THE PROBLEM: An exact reproduction of the records is required, with all images left out.
+++
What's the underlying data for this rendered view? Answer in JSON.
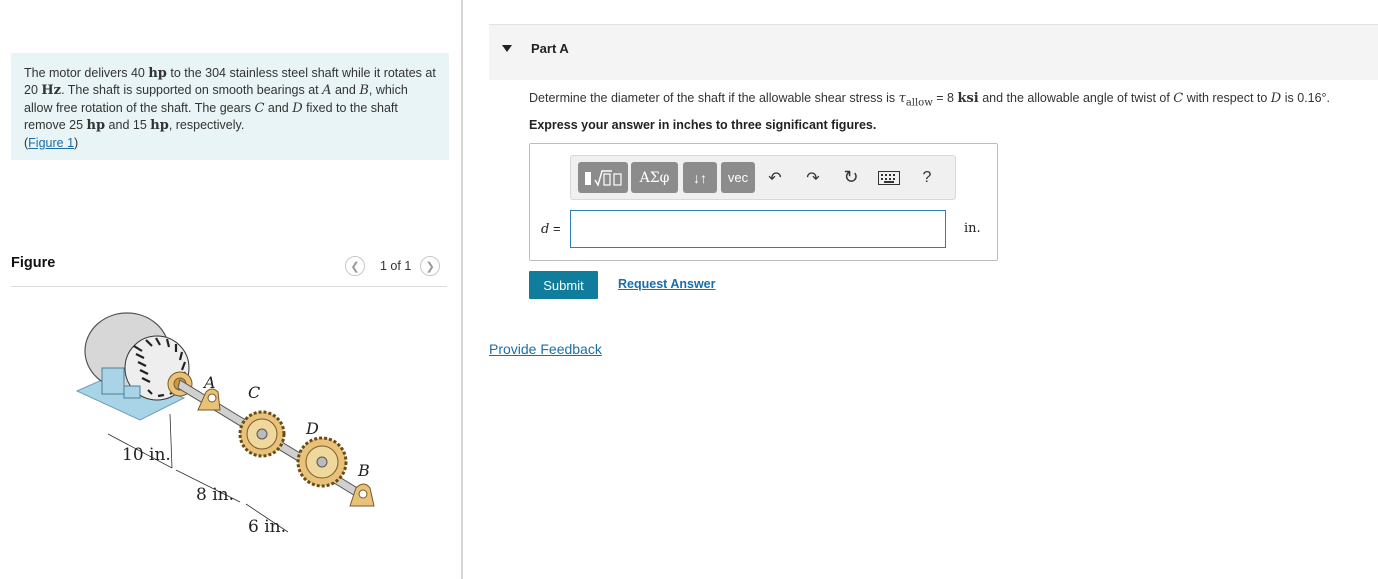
{
  "problem": {
    "t1": "The motor delivers 40 ",
    "hp": "hp",
    "t2": " to the 304 stainless steel shaft while it rotates at 20 ",
    "hz": "Hz",
    "t3": ". The shaft is supported on smooth bearings at ",
    "A": "A",
    "t4": " and ",
    "B": "B",
    "t5": ", which allow free rotation of the shaft. The gears ",
    "C": "C",
    "t6": " and ",
    "D": "D",
    "t7": " fixed to the shaft remove 25 ",
    "t8": " and 15 ",
    "t9": ", respectively.",
    "fig_link_open": "(",
    "fig_link": "Figure 1",
    "fig_link_close": ")"
  },
  "figure_panel": {
    "title": "Figure",
    "prev_icon": "chevron-left-icon",
    "next_icon": "chevron-right-icon",
    "count": "1 of 1",
    "labels": {
      "A": "A",
      "B": "B",
      "C": "C",
      "D": "D",
      "dim1": "10 in.",
      "dim2": "8 in.",
      "dim3": "6 in."
    }
  },
  "part": {
    "title": "Part A",
    "q1": "Determine the diameter of the shaft if the allowable shear stress is ",
    "tau": "τ",
    "tau_sub": "allow",
    "eq": " = 8 ",
    "ksi": "ksi",
    "q2": " and the allowable angle of twist of ",
    "C": "C",
    "q3": " with respect to ",
    "D": "D",
    "q4": " is 0.16°.",
    "instruction": "Express your answer in inches to three significant figures."
  },
  "toolbar": {
    "templates_icon": "templates-sqrt-icon",
    "greek": "ΑΣφ",
    "arrows": "↓↑",
    "vec": "vec",
    "undo": "↶",
    "redo": "↷",
    "reset": "↻",
    "keyboard_icon": "keyboard-icon",
    "help": "?"
  },
  "answer": {
    "var": "d",
    "eq": " =",
    "value": "",
    "unit": "in."
  },
  "buttons": {
    "submit": "Submit",
    "request": "Request Answer"
  },
  "feedback": "Provide Feedback",
  "colors": {
    "accent": "#0f7d9b",
    "link": "#1a6fa8",
    "problem_bg": "#e8f4f5"
  }
}
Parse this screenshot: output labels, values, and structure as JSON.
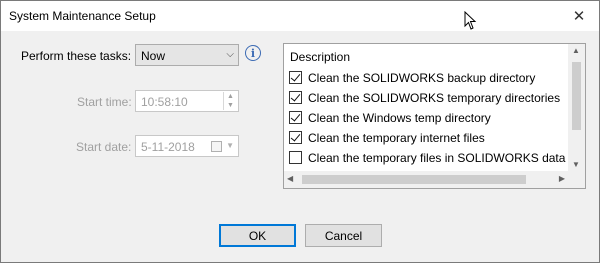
{
  "window": {
    "title": "System Maintenance Setup",
    "close_icon": "close-icon"
  },
  "tasks": {
    "label": "Perform these tasks:",
    "selected": "Now",
    "info_icon": "info-icon",
    "info_glyph": "i"
  },
  "start_time": {
    "label": "Start time:",
    "value": "10:58:10"
  },
  "start_date": {
    "label": "Start date:",
    "value": "5-11-2018"
  },
  "task_list": {
    "header": "Description",
    "items": [
      {
        "label": "Clean the SOLIDWORKS backup directory",
        "checked": true
      },
      {
        "label": "Clean the SOLIDWORKS temporary directories",
        "checked": true
      },
      {
        "label": "Clean the Windows temp directory",
        "checked": true
      },
      {
        "label": "Clean the temporary internet files",
        "checked": true
      },
      {
        "label": "Clean the temporary files in SOLIDWORKS data fo",
        "checked": false
      }
    ]
  },
  "buttons": {
    "ok": "OK",
    "cancel": "Cancel"
  }
}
+++
FINAL RESULT:
What's the underlying data for this rendered view? Answer in JSON.
{
  "problem": {
    "t1": "The motor delivers 40 ",
    "hp": "hp",
    "t2": " to the 304 stainless steel shaft while it rotates at 20 ",
    "hz": "Hz",
    "t3": ". The shaft is supported on smooth bearings at ",
    "A": "A",
    "t4": " and ",
    "B": "B",
    "t5": ", which allow free rotation of the shaft. The gears ",
    "C": "C",
    "t6": " and ",
    "D": "D",
    "t7": " fixed to the shaft remove 25 ",
    "t8": " and 15 ",
    "t9": ", respectively.",
    "fig_link_open": "(",
    "fig_link": "Figure 1",
    "fig_link_close": ")"
  },
  "figure_panel": {
    "title": "Figure",
    "prev_icon": "chevron-left-icon",
    "next_icon": "chevron-right-icon",
    "count": "1 of 1",
    "labels": {
      "A": "A",
      "B": "B",
      "C": "C",
      "D": "D",
      "dim1": "10 in.",
      "dim2": "8 in.",
      "dim3": "6 in."
    }
  },
  "part": {
    "title": "Part A",
    "q1": "Determine the diameter of the shaft if the allowable shear stress is ",
    "tau": "τ",
    "tau_sub": "allow",
    "eq": " = 8 ",
    "ksi": "ksi",
    "q2": " and the allowable angle of twist of ",
    "C": "C",
    "q3": " with respect to ",
    "D": "D",
    "q4": " is 0.16°.",
    "instruction": "Express your answer in inches to three significant figures."
  },
  "toolbar": {
    "templates_icon": "templates-sqrt-icon",
    "greek": "ΑΣφ",
    "arrows": "↓↑",
    "vec": "vec",
    "undo": "↶",
    "redo": "↷",
    "reset": "↻",
    "keyboard_icon": "keyboard-icon",
    "help": "?"
  },
  "answer": {
    "var": "d",
    "eq": " =",
    "value": "",
    "unit": "in."
  },
  "buttons": {
    "submit": "Submit",
    "request": "Request Answer"
  },
  "feedback": "Provide Feedback",
  "colors": {
    "accent": "#0f7d9b",
    "link": "#1a6fa8",
    "problem_bg": "#e8f4f5"
  }
}
Parse this screenshot: output labels, values, and structure as JSON.
{
  "window": {
    "title": "System Maintenance Setup",
    "close_icon": "close-icon"
  },
  "tasks": {
    "label": "Perform these tasks:",
    "selected": "Now",
    "info_icon": "info-icon",
    "info_glyph": "i"
  },
  "start_time": {
    "label": "Start time:",
    "value": "10:58:10"
  },
  "start_date": {
    "label": "Start date:",
    "value": "5-11-2018"
  },
  "task_list": {
    "header": "Description",
    "items": [
      {
        "label": "Clean the SOLIDWORKS backup directory",
        "checked": true
      },
      {
        "label": "Clean the SOLIDWORKS temporary directories",
        "checked": true
      },
      {
        "label": "Clean the Windows temp directory",
        "checked": true
      },
      {
        "label": "Clean the temporary internet files",
        "checked": true
      },
      {
        "label": "Clean the temporary files in SOLIDWORKS data fo",
        "checked": false
      }
    ]
  },
  "buttons": {
    "ok": "OK",
    "cancel": "Cancel"
  }
}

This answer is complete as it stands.